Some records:
○ ○ ○

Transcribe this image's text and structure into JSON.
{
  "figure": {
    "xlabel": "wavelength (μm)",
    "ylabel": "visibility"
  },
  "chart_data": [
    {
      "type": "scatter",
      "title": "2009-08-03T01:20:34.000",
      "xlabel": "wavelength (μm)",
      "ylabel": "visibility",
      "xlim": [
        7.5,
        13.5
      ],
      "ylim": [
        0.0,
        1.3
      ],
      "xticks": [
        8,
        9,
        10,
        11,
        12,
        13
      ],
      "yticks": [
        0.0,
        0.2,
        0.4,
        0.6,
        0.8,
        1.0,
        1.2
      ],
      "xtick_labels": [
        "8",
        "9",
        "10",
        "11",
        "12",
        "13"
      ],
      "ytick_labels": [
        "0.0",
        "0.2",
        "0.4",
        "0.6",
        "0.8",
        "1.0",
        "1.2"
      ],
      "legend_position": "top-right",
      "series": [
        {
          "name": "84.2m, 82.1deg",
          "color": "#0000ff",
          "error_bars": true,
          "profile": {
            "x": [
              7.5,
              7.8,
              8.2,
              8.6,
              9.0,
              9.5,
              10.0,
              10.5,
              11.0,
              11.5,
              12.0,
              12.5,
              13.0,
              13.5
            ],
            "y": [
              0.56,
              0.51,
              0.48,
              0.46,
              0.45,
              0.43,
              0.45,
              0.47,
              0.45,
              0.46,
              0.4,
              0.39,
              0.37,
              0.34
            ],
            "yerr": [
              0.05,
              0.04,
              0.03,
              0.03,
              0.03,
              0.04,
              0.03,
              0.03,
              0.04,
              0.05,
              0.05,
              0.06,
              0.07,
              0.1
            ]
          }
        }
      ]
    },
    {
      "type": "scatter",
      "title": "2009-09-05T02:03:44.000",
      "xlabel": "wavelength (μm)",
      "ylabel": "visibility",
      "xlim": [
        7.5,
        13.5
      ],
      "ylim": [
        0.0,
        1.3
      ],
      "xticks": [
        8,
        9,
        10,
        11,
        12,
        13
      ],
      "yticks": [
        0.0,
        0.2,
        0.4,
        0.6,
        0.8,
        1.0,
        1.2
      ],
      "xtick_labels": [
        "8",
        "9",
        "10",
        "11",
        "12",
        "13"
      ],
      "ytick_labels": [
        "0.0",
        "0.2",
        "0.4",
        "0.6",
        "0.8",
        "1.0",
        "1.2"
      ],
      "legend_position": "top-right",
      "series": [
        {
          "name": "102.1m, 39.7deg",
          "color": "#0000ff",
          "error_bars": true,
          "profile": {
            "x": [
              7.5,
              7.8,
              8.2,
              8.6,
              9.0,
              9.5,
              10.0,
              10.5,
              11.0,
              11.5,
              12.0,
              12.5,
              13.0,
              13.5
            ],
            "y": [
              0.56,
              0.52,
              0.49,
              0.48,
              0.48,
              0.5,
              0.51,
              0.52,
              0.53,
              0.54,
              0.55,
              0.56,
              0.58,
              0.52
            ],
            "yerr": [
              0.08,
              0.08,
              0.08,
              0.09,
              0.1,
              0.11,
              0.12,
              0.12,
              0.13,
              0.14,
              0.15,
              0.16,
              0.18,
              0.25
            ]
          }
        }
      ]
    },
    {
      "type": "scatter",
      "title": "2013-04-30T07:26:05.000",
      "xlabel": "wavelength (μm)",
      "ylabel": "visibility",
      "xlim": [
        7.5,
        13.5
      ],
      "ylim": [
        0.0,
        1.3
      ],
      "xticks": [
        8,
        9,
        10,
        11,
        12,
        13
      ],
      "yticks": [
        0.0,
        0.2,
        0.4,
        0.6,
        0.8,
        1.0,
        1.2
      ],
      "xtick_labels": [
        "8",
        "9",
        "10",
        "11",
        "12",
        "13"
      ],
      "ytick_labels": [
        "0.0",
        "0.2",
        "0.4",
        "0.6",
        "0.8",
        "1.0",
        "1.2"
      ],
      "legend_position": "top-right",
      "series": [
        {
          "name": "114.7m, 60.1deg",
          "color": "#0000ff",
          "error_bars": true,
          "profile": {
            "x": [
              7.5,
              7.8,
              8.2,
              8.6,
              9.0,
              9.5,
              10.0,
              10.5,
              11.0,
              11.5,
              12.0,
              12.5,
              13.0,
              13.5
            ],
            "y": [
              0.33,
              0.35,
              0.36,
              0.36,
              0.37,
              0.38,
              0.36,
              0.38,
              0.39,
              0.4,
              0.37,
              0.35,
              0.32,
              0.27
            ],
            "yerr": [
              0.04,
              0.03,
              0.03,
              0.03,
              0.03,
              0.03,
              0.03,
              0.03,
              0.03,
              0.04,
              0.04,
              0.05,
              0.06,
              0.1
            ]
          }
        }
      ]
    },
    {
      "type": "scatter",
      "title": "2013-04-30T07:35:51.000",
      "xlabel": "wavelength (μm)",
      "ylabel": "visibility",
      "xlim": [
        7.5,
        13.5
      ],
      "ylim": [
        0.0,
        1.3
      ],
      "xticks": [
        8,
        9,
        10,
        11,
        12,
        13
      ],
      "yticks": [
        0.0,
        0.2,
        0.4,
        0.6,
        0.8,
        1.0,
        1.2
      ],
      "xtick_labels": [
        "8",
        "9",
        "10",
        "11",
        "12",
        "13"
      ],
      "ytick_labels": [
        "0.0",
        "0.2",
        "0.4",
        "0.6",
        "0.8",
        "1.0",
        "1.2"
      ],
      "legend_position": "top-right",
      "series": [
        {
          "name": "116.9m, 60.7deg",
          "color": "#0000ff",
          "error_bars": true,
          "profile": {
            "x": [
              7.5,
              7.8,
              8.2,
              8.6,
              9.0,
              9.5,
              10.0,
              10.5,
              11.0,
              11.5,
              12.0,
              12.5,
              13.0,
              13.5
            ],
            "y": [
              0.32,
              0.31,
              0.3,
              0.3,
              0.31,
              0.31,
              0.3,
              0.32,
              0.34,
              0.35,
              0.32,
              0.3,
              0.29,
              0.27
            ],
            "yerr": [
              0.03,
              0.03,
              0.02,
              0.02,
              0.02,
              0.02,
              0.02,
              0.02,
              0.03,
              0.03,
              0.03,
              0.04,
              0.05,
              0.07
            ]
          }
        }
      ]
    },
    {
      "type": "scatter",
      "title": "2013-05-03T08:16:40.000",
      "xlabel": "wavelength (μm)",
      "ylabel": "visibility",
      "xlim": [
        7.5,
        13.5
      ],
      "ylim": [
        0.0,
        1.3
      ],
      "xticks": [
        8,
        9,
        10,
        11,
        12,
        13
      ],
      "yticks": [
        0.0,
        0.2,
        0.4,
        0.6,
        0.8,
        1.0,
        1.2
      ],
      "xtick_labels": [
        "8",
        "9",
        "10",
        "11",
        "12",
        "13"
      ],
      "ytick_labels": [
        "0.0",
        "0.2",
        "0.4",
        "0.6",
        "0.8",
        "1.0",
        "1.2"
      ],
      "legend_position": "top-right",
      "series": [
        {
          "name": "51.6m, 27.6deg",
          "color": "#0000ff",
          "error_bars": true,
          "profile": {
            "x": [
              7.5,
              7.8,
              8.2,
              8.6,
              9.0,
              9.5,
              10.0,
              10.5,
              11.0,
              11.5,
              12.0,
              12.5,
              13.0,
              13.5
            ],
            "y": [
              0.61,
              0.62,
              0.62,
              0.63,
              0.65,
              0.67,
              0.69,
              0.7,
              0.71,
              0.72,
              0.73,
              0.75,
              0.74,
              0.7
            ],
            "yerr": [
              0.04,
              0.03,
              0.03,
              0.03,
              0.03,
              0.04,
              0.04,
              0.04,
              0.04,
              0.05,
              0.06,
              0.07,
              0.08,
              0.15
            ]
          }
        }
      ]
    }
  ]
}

○ ○ ○

All of the material above needs to be retyped word for word.

Transcribe this image's text and structure into JSON.
{
  "figure": {
    "xlabel": "wavelength (μm)",
    "ylabel": "visibility"
  },
  "chart_data": [
    {
      "type": "scatter",
      "title": "2009-08-03T01:20:34.000",
      "xlabel": "wavelength (μm)",
      "ylabel": "visibility",
      "xlim": [
        7.5,
        13.5
      ],
      "ylim": [
        0.0,
        1.3
      ],
      "xticks": [
        8,
        9,
        10,
        11,
        12,
        13
      ],
      "yticks": [
        0.0,
        0.2,
        0.4,
        0.6,
        0.8,
        1.0,
        1.2
      ],
      "xtick_labels": [
        "8",
        "9",
        "10",
        "11",
        "12",
        "13"
      ],
      "ytick_labels": [
        "0.0",
        "0.2",
        "0.4",
        "0.6",
        "0.8",
        "1.0",
        "1.2"
      ],
      "legend_position": "top-right",
      "series": [
        {
          "name": "84.2m, 82.1deg",
          "color": "#0000ff",
          "error_bars": true,
          "profile": {
            "x": [
              7.5,
              7.8,
              8.2,
              8.6,
              9.0,
              9.5,
              10.0,
              10.5,
              11.0,
              11.5,
              12.0,
              12.5,
              13.0,
              13.5
            ],
            "y": [
              0.56,
              0.51,
              0.48,
              0.46,
              0.45,
              0.43,
              0.45,
              0.47,
              0.45,
              0.46,
              0.4,
              0.39,
              0.37,
              0.34
            ],
            "yerr": [
              0.05,
              0.04,
              0.03,
              0.03,
              0.03,
              0.04,
              0.03,
              0.03,
              0.04,
              0.05,
              0.05,
              0.06,
              0.07,
              0.1
            ]
          }
        }
      ]
    },
    {
      "type": "scatter",
      "title": "2009-09-05T02:03:44.000",
      "xlabel": "wavelength (μm)",
      "ylabel": "visibility",
      "xlim": [
        7.5,
        13.5
      ],
      "ylim": [
        0.0,
        1.3
      ],
      "xticks": [
        8,
        9,
        10,
        11,
        12,
        13
      ],
      "yticks": [
        0.0,
        0.2,
        0.4,
        0.6,
        0.8,
        1.0,
        1.2
      ],
      "xtick_labels": [
        "8",
        "9",
        "10",
        "11",
        "12",
        "13"
      ],
      "ytick_labels": [
        "0.0",
        "0.2",
        "0.4",
        "0.6",
        "0.8",
        "1.0",
        "1.2"
      ],
      "legend_position": "top-right",
      "series": [
        {
          "name": "102.1m, 39.7deg",
          "color": "#0000ff",
          "error_bars": true,
          "profile": {
            "x": [
              7.5,
              7.8,
              8.2,
              8.6,
              9.0,
              9.5,
              10.0,
              10.5,
              11.0,
              11.5,
              12.0,
              12.5,
              13.0,
              13.5
            ],
            "y": [
              0.56,
              0.52,
              0.49,
              0.48,
              0.48,
              0.5,
              0.51,
              0.52,
              0.53,
              0.54,
              0.55,
              0.56,
              0.58,
              0.52
            ],
            "yerr": [
              0.08,
              0.08,
              0.08,
              0.09,
              0.1,
              0.11,
              0.12,
              0.12,
              0.13,
              0.14,
              0.15,
              0.16,
              0.18,
              0.25
            ]
          }
        }
      ]
    },
    {
      "type": "scatter",
      "title": "2013-04-30T07:26:05.000",
      "xlabel": "wavelength (μm)",
      "ylabel": "visibility",
      "xlim": [
        7.5,
        13.5
      ],
      "ylim": [
        0.0,
        1.3
      ],
      "xticks": [
        8,
        9,
        10,
        11,
        12,
        13
      ],
      "yticks": [
        0.0,
        0.2,
        0.4,
        0.6,
        0.8,
        1.0,
        1.2
      ],
      "xtick_labels": [
        "8",
        "9",
        "10",
        "11",
        "12",
        "13"
      ],
      "ytick_labels": [
        "0.0",
        "0.2",
        "0.4",
        "0.6",
        "0.8",
        "1.0",
        "1.2"
      ],
      "legend_position": "top-right",
      "series": [
        {
          "name": "114.7m, 60.1deg",
          "color": "#0000ff",
          "error_bars": true,
          "profile": {
            "x": [
              7.5,
              7.8,
              8.2,
              8.6,
              9.0,
              9.5,
              10.0,
              10.5,
              11.0,
              11.5,
              12.0,
              12.5,
              13.0,
              13.5
            ],
            "y": [
              0.33,
              0.35,
              0.36,
              0.36,
              0.37,
              0.38,
              0.36,
              0.38,
              0.39,
              0.4,
              0.37,
              0.35,
              0.32,
              0.27
            ],
            "yerr": [
              0.04,
              0.03,
              0.03,
              0.03,
              0.03,
              0.03,
              0.03,
              0.03,
              0.03,
              0.04,
              0.04,
              0.05,
              0.06,
              0.1
            ]
          }
        }
      ]
    },
    {
      "type": "scatter",
      "title": "2013-04-30T07:35:51.000",
      "xlabel": "wavelength (μm)",
      "ylabel": "visibility",
      "xlim": [
        7.5,
        13.5
      ],
      "ylim": [
        0.0,
        1.3
      ],
      "xticks": [
        8,
        9,
        10,
        11,
        12,
        13
      ],
      "yticks": [
        0.0,
        0.2,
        0.4,
        0.6,
        0.8,
        1.0,
        1.2
      ],
      "xtick_labels": [
        "8",
        "9",
        "10",
        "11",
        "12",
        "13"
      ],
      "ytick_labels": [
        "0.0",
        "0.2",
        "0.4",
        "0.6",
        "0.8",
        "1.0",
        "1.2"
      ],
      "legend_position": "top-right",
      "series": [
        {
          "name": "116.9m, 60.7deg",
          "color": "#0000ff",
          "error_bars": true,
          "profile": {
            "x": [
              7.5,
              7.8,
              8.2,
              8.6,
              9.0,
              9.5,
              10.0,
              10.5,
              11.0,
              11.5,
              12.0,
              12.5,
              13.0,
              13.5
            ],
            "y": [
              0.32,
              0.31,
              0.3,
              0.3,
              0.31,
              0.31,
              0.3,
              0.32,
              0.34,
              0.35,
              0.32,
              0.3,
              0.29,
              0.27
            ],
            "yerr": [
              0.03,
              0.03,
              0.02,
              0.02,
              0.02,
              0.02,
              0.02,
              0.02,
              0.03,
              0.03,
              0.03,
              0.04,
              0.05,
              0.07
            ]
          }
        }
      ]
    },
    {
      "type": "scatter",
      "title": "2013-05-03T08:16:40.000",
      "xlabel": "wavelength (μm)",
      "ylabel": "visibility",
      "xlim": [
        7.5,
        13.5
      ],
      "ylim": [
        0.0,
        1.3
      ],
      "xticks": [
        8,
        9,
        10,
        11,
        12,
        13
      ],
      "yticks": [
        0.0,
        0.2,
        0.4,
        0.6,
        0.8,
        1.0,
        1.2
      ],
      "xtick_labels": [
        "8",
        "9",
        "10",
        "11",
        "12",
        "13"
      ],
      "ytick_labels": [
        "0.0",
        "0.2",
        "0.4",
        "0.6",
        "0.8",
        "1.0",
        "1.2"
      ],
      "legend_position": "top-right",
      "series": [
        {
          "name": "51.6m, 27.6deg",
          "color": "#0000ff",
          "error_bars": true,
          "profile": {
            "x": [
              7.5,
              7.8,
              8.2,
              8.6,
              9.0,
              9.5,
              10.0,
              10.5,
              11.0,
              11.5,
              12.0,
              12.5,
              13.0,
              13.5
            ],
            "y": [
              0.61,
              0.62,
              0.62,
              0.63,
              0.65,
              0.67,
              0.69,
              0.7,
              0.71,
              0.72,
              0.73,
              0.75,
              0.74,
              0.7
            ],
            "yerr": [
              0.04,
              0.03,
              0.03,
              0.03,
              0.03,
              0.04,
              0.04,
              0.04,
              0.04,
              0.05,
              0.06,
              0.07,
              0.08,
              0.15
            ]
          }
        }
      ]
    }
  ]
}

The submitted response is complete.